» **EXERCISE INSTRUCTIONS**
Copy the lines from the one containing "Patent image size: (1369, 701)." through the one containing "The opening 116 is at (761, 143)." in the records below, keeping every word and character unchanged.

» **INPUT MATERIAL**

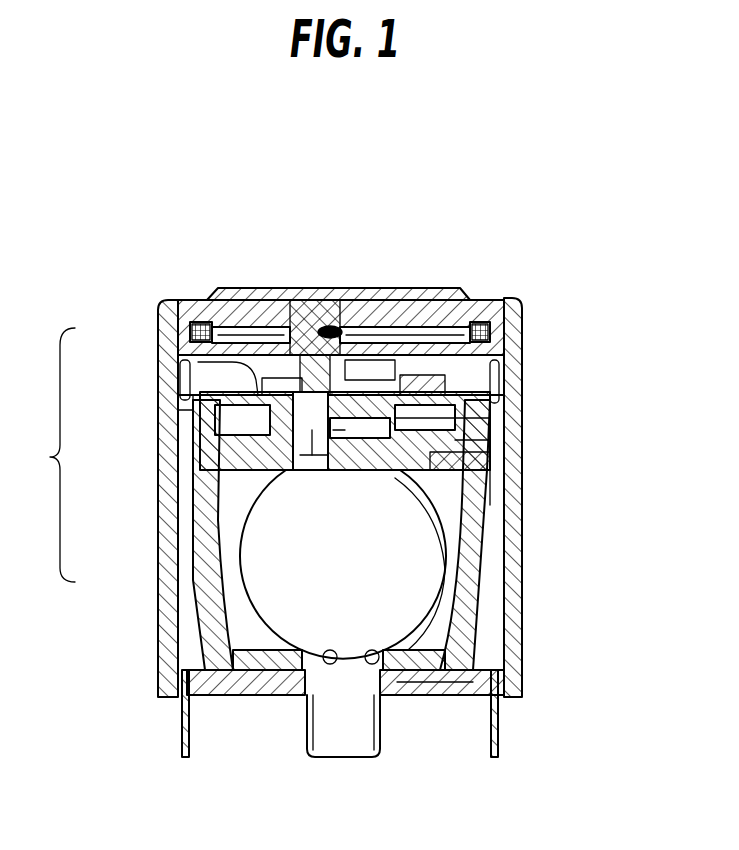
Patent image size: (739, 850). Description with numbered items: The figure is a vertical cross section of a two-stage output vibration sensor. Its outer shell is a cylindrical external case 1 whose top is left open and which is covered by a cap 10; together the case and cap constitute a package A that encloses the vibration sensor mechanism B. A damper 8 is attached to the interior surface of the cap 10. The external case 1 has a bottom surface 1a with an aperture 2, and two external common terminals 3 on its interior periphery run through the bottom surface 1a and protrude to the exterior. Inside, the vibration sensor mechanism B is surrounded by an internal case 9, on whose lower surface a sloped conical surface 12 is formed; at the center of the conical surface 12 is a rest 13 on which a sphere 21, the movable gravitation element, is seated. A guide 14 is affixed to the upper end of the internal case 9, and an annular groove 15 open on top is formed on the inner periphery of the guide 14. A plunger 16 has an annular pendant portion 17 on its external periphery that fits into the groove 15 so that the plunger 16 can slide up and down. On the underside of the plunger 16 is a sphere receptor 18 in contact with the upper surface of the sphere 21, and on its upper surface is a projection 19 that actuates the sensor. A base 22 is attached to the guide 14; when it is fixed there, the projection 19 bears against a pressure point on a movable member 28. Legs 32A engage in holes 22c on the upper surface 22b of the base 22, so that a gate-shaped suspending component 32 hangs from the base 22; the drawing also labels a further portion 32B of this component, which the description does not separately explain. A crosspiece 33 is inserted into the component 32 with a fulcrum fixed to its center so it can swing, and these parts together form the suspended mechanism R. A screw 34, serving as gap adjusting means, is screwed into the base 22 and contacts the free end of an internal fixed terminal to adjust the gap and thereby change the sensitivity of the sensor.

The external case 1 is at (160, 527).
The bottom surface 1a is at (487, 670).
The aperture 2 is at (250, 695).
The external common terminals 3 is at (182, 740).
The damper 8 is at (344, 307).
The internal case 9 is at (205, 580).
The cap 10 is at (160, 304).
The conical surface 12 is at (365, 655).
The rest 13 is at (330, 655).
The guide 14 is at (504, 460).
The annular groove 15 is at (504, 507).
The plunger 16 is at (504, 543).
The annular pendant portion 17 is at (504, 423).
The sphere receptor 18 is at (504, 583).
The projection 19 is at (330, 440).
The sphere 21 is at (504, 630).
The base 22 is at (504, 387).
The upper surface 22b is at (190, 300).
The holes 22c is at (163, 428).
The movable member 28 is at (243, 307).
The suspending component 32 is at (433, 300).
The legs 32A is at (284, 305).
The spring stem 32B is at (325, 308).
The crosspiece 33 is at (427, 330).
The screw 34 is at (363, 300).
The package A is at (49, 455).
The vibration sensor mechanism B is at (504, 370).
The gap a is at (504, 450).
The suspended mechanism R is at (305, 465).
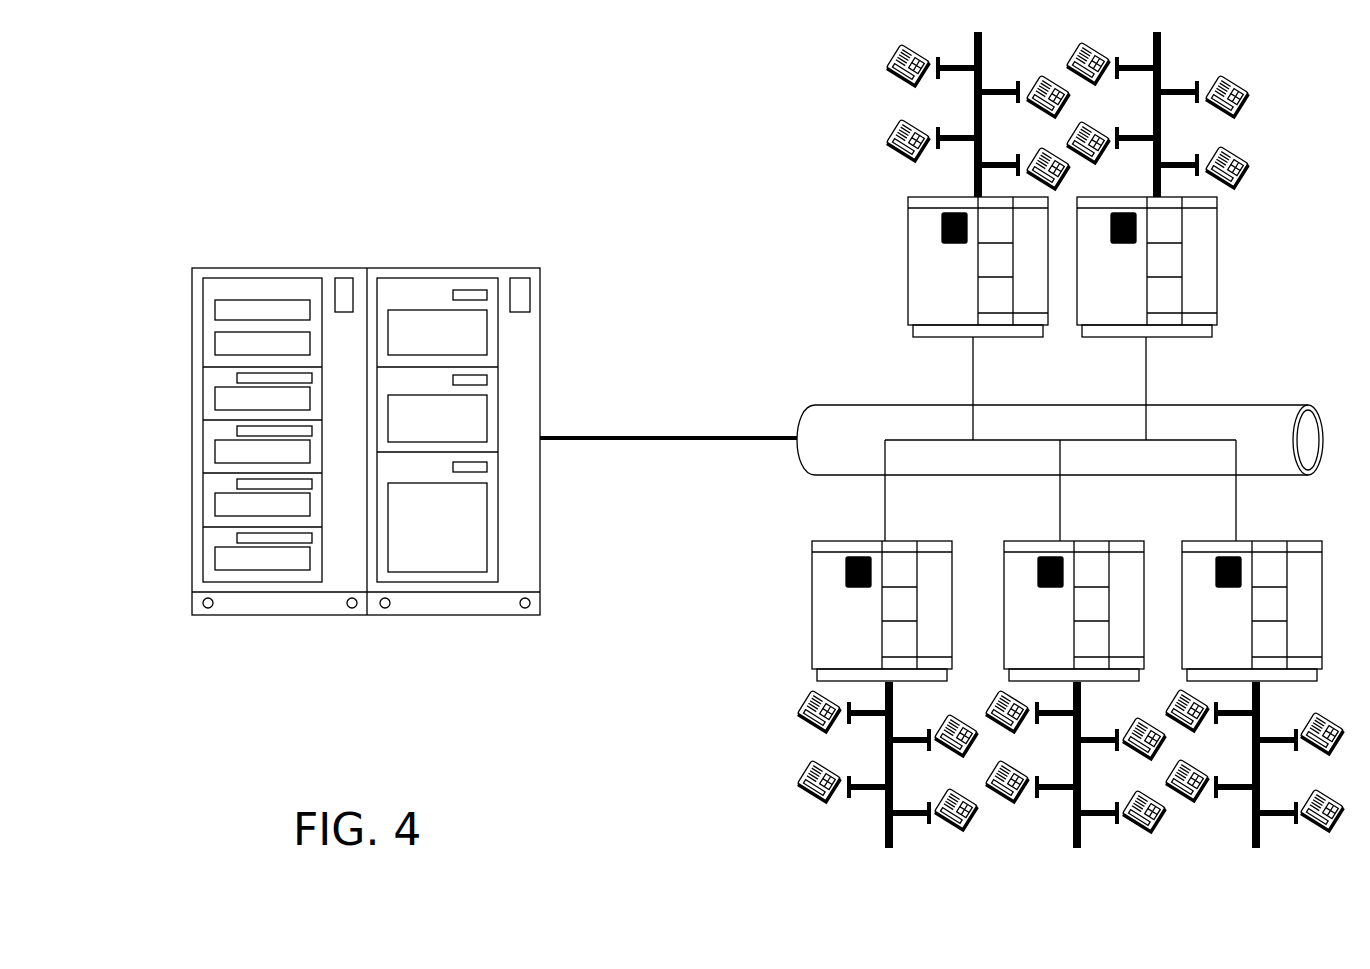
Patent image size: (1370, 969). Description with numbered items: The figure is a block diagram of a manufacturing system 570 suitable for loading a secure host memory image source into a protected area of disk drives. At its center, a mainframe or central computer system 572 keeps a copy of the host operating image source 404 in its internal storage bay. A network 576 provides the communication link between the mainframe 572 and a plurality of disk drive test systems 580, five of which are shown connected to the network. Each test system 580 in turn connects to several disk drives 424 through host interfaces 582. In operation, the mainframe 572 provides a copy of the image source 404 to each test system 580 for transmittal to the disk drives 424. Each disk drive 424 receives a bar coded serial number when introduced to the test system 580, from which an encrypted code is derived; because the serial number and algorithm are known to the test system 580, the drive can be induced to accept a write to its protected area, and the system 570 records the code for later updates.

The system 570 is at (482, 128).
The mainframe or central computer system 572 is at (383, 247).
The host operating image source 404 is at (290, 567).
The network 576 is at (832, 405).
The disk drive test system 580 is at (908, 270).
The host interface 582 is at (976, 120).
The disk drive 424 is at (878, 75).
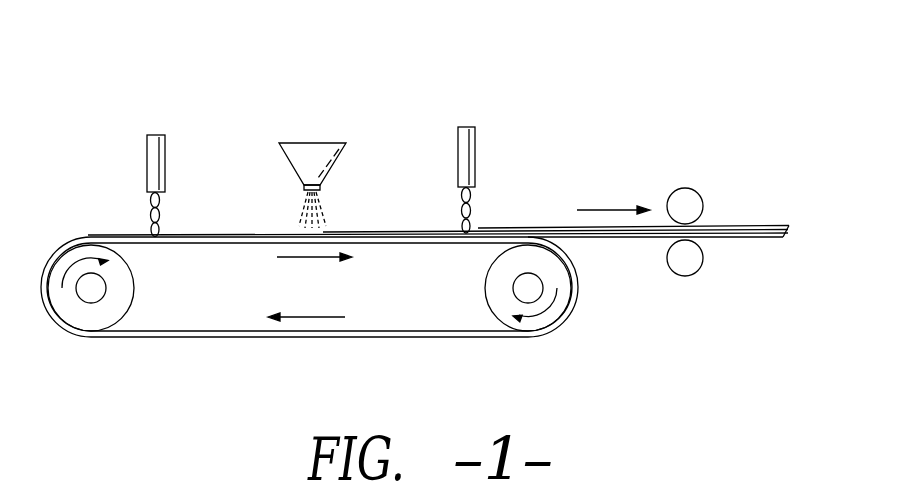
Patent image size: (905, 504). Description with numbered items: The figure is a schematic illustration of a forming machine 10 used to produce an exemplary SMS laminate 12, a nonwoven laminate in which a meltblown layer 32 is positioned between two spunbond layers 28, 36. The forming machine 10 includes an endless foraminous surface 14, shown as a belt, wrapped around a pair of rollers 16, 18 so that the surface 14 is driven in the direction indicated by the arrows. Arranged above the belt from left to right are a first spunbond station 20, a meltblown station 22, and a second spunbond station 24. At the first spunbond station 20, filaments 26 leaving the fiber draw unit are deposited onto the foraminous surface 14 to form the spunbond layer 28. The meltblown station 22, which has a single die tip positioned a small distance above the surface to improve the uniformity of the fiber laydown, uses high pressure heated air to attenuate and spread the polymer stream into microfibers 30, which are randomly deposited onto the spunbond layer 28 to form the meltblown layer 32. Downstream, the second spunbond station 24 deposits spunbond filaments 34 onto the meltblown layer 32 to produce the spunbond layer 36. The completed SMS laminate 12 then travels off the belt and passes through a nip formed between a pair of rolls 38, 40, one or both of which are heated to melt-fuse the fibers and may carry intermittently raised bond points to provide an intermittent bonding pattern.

The forming machine 10 is at (453, 49).
The SMS laminate 12 is at (748, 223).
The endless foraminous surface 14 is at (235, 338).
The roller 16 is at (133, 302).
The roller 18 is at (485, 302).
The first spunbond station 20 is at (147, 155).
The meltblown station 22 is at (310, 142).
The second spunbond station 24 is at (475, 138).
The filaments 26 is at (158, 208).
The spunbond layer 28 is at (205, 237).
The microfibers 30 is at (320, 207).
The meltblown layer 32 is at (371, 230).
The spunbond filaments 34 is at (476, 202).
The spunbond layer 36 is at (517, 228).
The roll 38 is at (683, 187).
The roll 40 is at (686, 276).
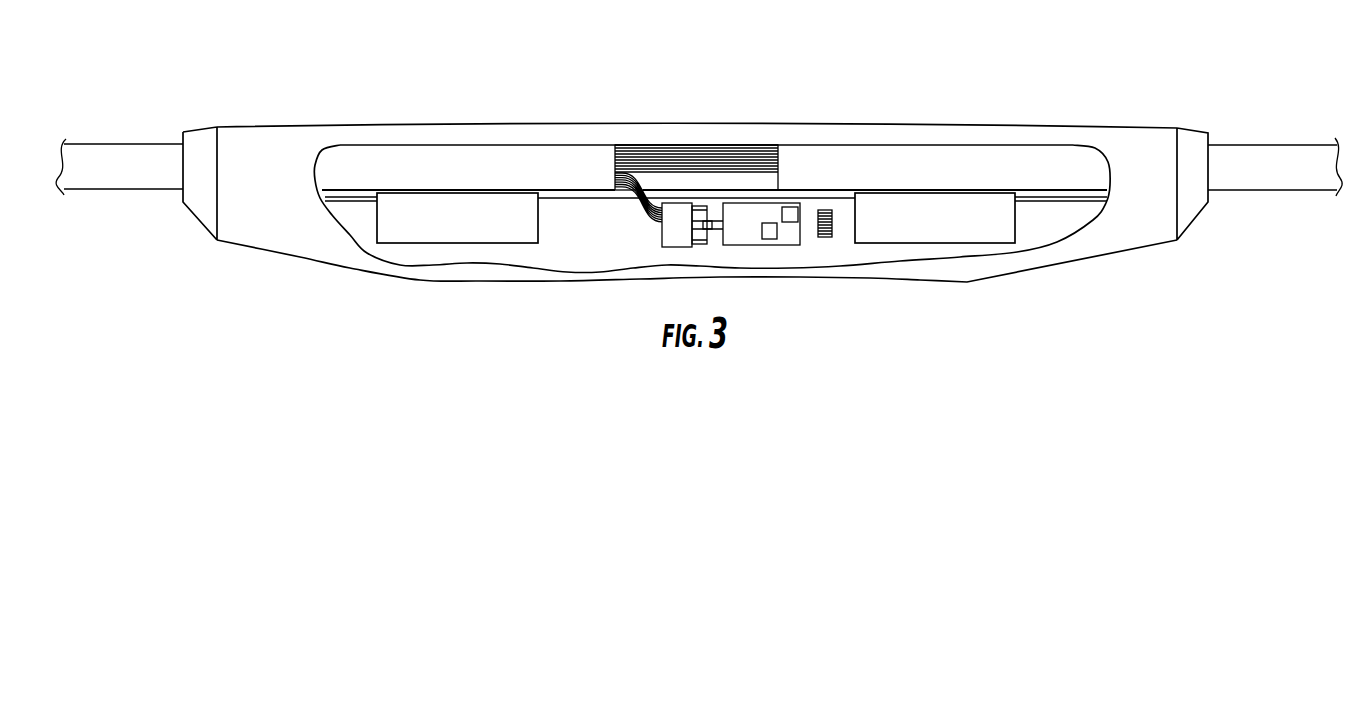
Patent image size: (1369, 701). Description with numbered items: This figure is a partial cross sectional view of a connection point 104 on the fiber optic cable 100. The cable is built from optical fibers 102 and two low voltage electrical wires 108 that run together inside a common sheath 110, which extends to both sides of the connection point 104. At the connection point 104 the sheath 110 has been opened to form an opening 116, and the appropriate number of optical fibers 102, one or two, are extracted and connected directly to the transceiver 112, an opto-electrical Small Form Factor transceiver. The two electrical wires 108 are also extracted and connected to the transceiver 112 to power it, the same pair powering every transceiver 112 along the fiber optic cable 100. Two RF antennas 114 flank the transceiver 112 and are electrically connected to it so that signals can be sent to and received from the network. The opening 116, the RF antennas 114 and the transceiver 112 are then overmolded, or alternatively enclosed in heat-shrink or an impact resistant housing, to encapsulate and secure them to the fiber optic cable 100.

The fiber optic cable 100 is at (949, 75).
The optical fibers 102 is at (643, 185).
The connection point 104 is at (468, 123).
The electrical wires 108 is at (633, 176).
The sheath 110 is at (386, 167).
The transceiver 112 is at (800, 233).
The RF antenna 114 is at (377, 219).
The opening 116 is at (761, 143).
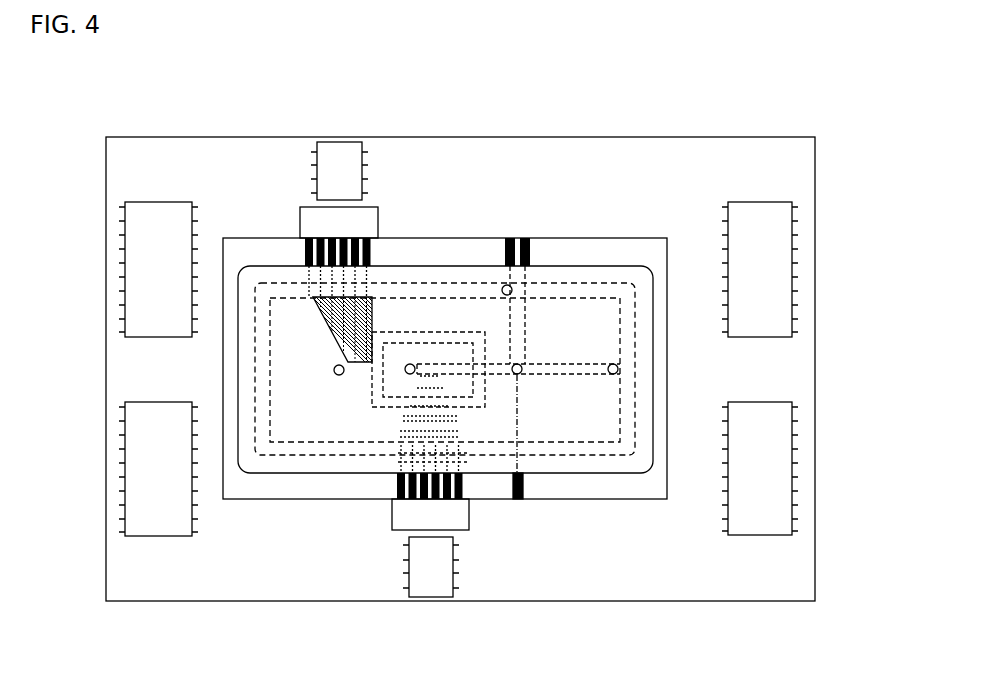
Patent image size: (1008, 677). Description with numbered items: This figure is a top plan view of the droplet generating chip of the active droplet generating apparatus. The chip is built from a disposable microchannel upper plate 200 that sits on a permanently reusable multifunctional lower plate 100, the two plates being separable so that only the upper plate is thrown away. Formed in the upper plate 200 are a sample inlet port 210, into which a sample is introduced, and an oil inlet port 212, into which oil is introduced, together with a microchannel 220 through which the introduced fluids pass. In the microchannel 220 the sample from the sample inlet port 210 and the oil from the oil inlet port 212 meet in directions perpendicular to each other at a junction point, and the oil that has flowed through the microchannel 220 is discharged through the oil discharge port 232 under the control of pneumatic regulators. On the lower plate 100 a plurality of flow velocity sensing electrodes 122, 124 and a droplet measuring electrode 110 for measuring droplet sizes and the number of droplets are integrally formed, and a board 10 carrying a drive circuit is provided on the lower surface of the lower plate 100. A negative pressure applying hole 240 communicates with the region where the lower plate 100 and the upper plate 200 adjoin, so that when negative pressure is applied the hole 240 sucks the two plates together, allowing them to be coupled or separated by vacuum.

The board 10 is at (174, 573).
The multifunctional lower plate 100 is at (653, 487).
The droplet measuring electrode 110 is at (523, 492).
The flow velocity sensing electrode 122 is at (305, 253).
The flow velocity sensing electrode 124 is at (465, 487).
The disposable microchannel upper plate 200 is at (637, 268).
The sample inlet port 210 is at (339, 375).
The oil inlet port 212 is at (410, 364).
The microchannel 220 is at (540, 372).
The oil discharge port 232 is at (620, 369).
The negative pressure applying hole 240 is at (507, 285).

» **THE RESPONSE**
Patent image size: (1369, 701). Description with numbered items: This figure is a partial cross sectional view of a connection point 104 on the fiber optic cable 100. The cable is built from optical fibers 102 and two low voltage electrical wires 108 that run together inside a common sheath 110, which extends to both sides of the connection point 104. At the connection point 104 the sheath 110 has been opened to form an opening 116, and the appropriate number of optical fibers 102, one or two, are extracted and connected directly to the transceiver 112, an opto-electrical Small Form Factor transceiver. The two electrical wires 108 are also extracted and connected to the transceiver 112 to power it, the same pair powering every transceiver 112 along the fiber optic cable 100. Two RF antennas 114 flank the transceiver 112 and are electrically connected to it so that signals can be sent to and received from the network. The opening 116, the RF antennas 114 and the transceiver 112 are then overmolded, or alternatively enclosed in heat-shrink or an impact resistant housing, to encapsulate and secure them to the fiber optic cable 100.

The fiber optic cable 100 is at (949, 75).
The optical fibers 102 is at (643, 185).
The connection point 104 is at (468, 123).
The electrical wires 108 is at (633, 176).
The sheath 110 is at (386, 167).
The transceiver 112 is at (800, 233).
The RF antenna 114 is at (377, 219).
The opening 116 is at (761, 143).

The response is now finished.